→ **What is expected**:
Count every line where "withheld" occurs. Give the total alone.

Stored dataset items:
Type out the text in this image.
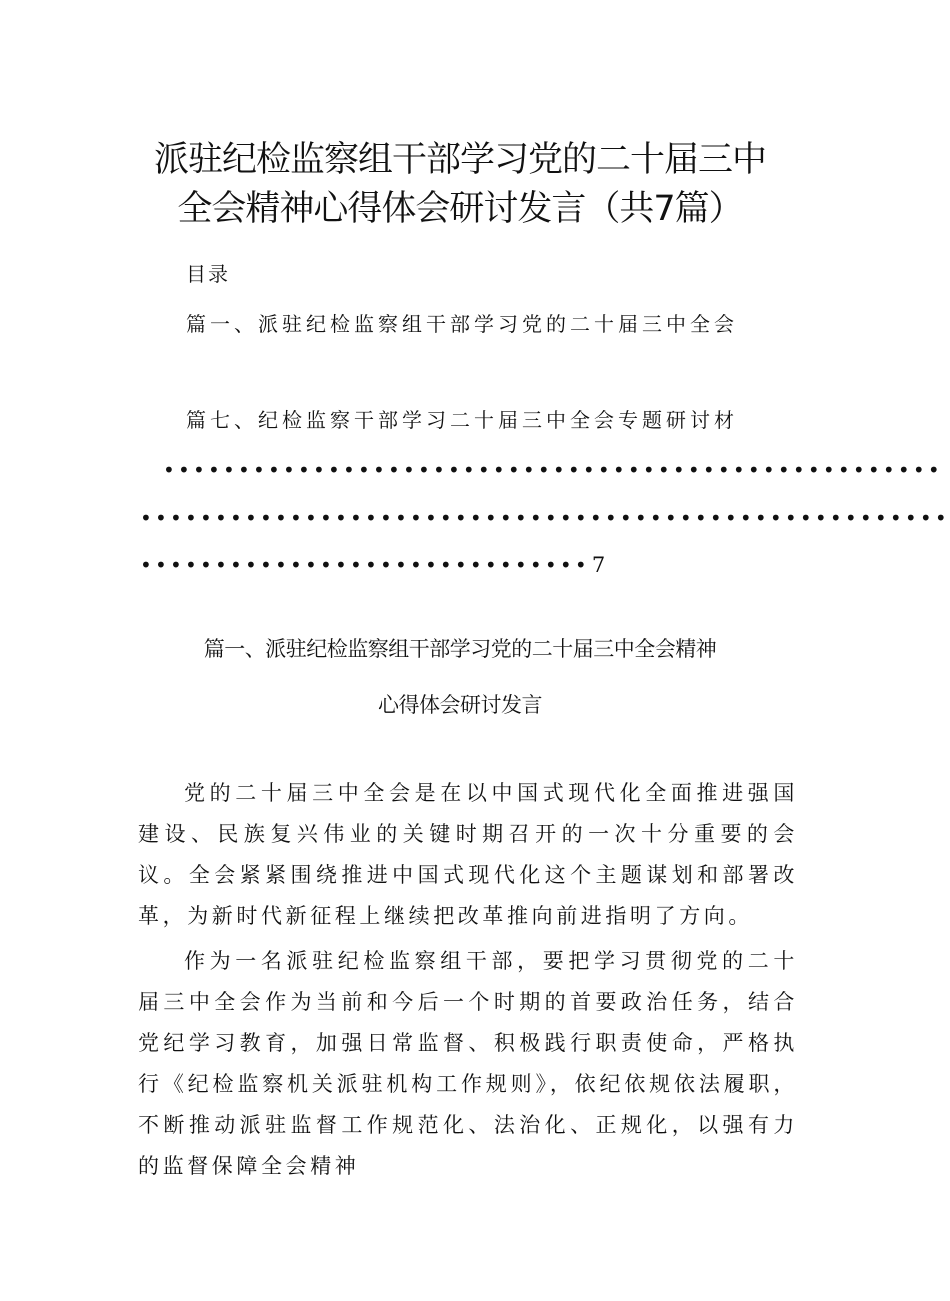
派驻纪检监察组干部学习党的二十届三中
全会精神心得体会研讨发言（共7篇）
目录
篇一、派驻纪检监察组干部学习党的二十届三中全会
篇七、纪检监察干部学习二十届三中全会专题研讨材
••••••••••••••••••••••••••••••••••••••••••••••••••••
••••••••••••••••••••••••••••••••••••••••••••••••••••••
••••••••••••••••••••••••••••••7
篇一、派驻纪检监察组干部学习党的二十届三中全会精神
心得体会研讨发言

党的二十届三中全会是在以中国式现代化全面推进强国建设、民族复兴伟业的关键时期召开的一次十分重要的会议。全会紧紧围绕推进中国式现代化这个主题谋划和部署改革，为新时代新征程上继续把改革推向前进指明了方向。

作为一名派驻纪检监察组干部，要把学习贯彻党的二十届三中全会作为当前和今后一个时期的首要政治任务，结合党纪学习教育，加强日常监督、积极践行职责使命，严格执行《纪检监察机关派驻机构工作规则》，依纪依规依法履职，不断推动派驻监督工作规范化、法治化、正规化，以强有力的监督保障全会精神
* * *
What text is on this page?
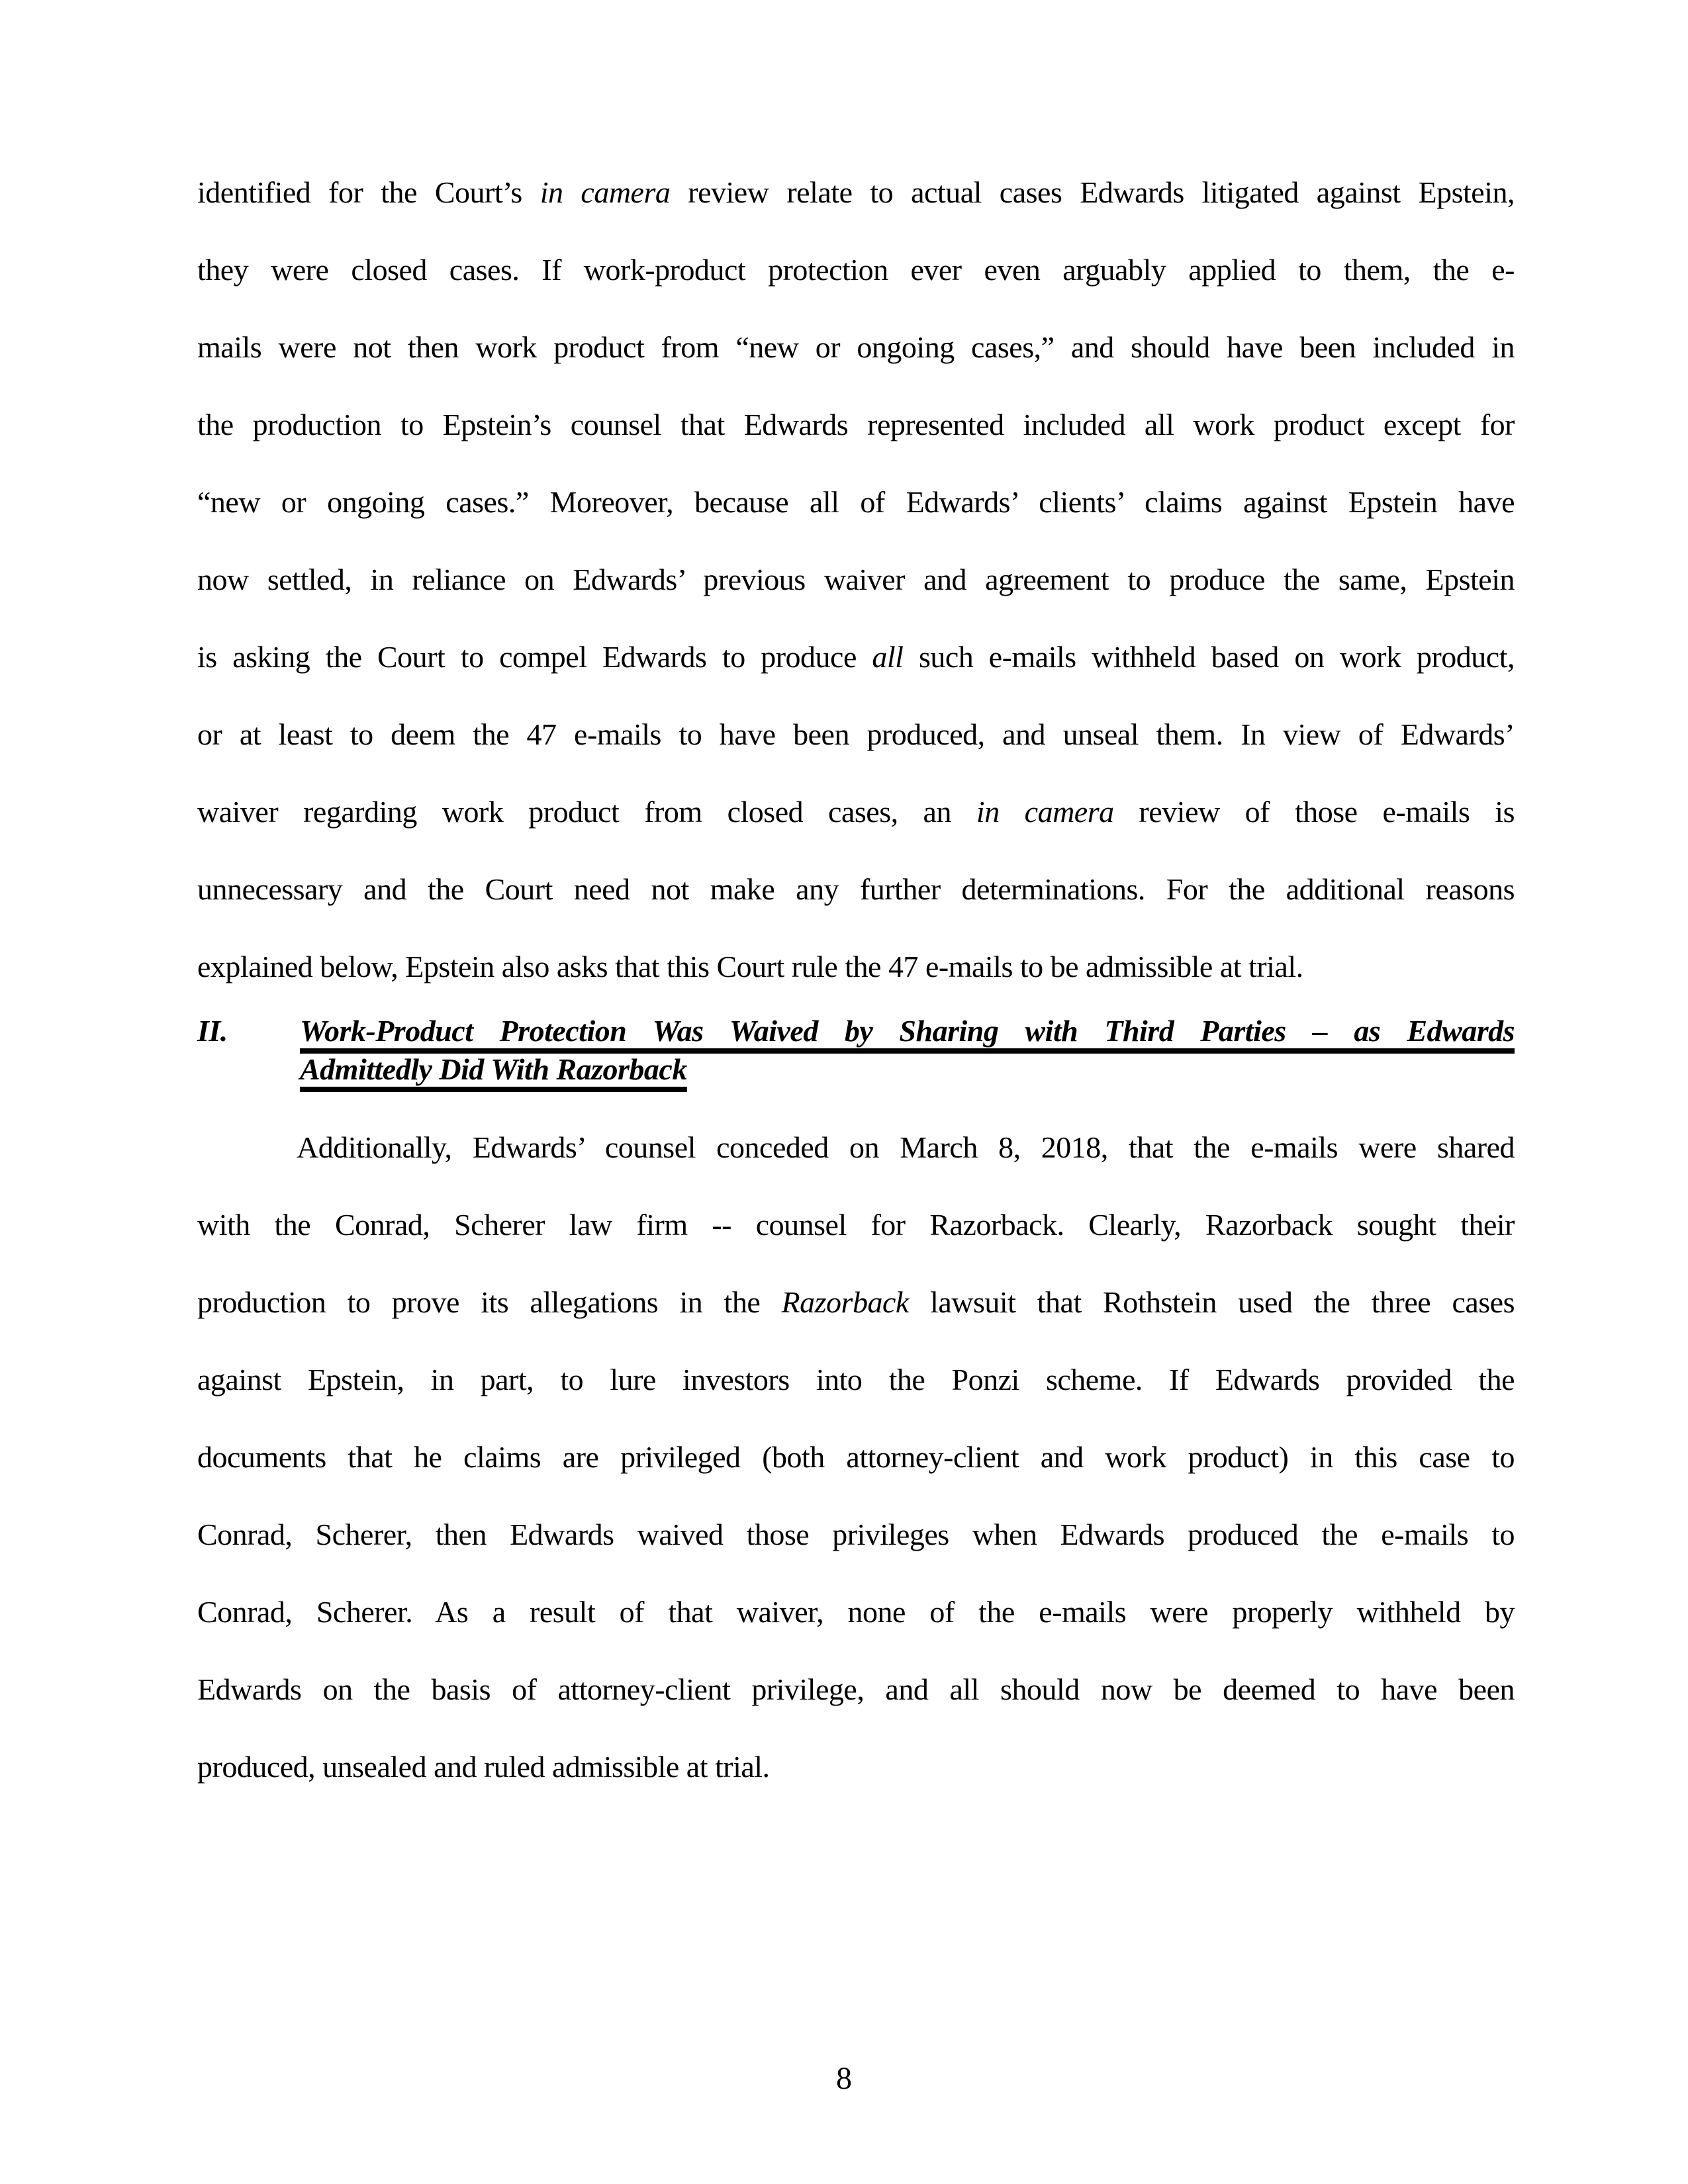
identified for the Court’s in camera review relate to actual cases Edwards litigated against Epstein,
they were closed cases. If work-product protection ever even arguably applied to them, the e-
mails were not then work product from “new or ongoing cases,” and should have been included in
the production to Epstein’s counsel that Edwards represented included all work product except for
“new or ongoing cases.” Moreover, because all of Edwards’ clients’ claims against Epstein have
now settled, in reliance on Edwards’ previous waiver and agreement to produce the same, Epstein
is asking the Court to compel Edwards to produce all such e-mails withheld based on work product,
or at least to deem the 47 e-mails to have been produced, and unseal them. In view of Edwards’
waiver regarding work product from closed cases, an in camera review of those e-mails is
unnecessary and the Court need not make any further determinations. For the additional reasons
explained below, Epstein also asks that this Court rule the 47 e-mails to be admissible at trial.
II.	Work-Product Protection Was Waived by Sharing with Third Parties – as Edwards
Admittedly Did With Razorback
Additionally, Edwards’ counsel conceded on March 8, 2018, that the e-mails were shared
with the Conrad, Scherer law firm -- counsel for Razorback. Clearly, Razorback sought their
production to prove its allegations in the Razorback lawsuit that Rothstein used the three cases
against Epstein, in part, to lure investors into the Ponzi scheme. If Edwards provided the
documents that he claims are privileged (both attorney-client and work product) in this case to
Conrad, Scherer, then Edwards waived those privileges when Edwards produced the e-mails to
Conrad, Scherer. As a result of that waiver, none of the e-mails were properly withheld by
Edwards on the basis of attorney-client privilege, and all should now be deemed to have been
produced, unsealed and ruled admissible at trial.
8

→ **Solution for this task**:
2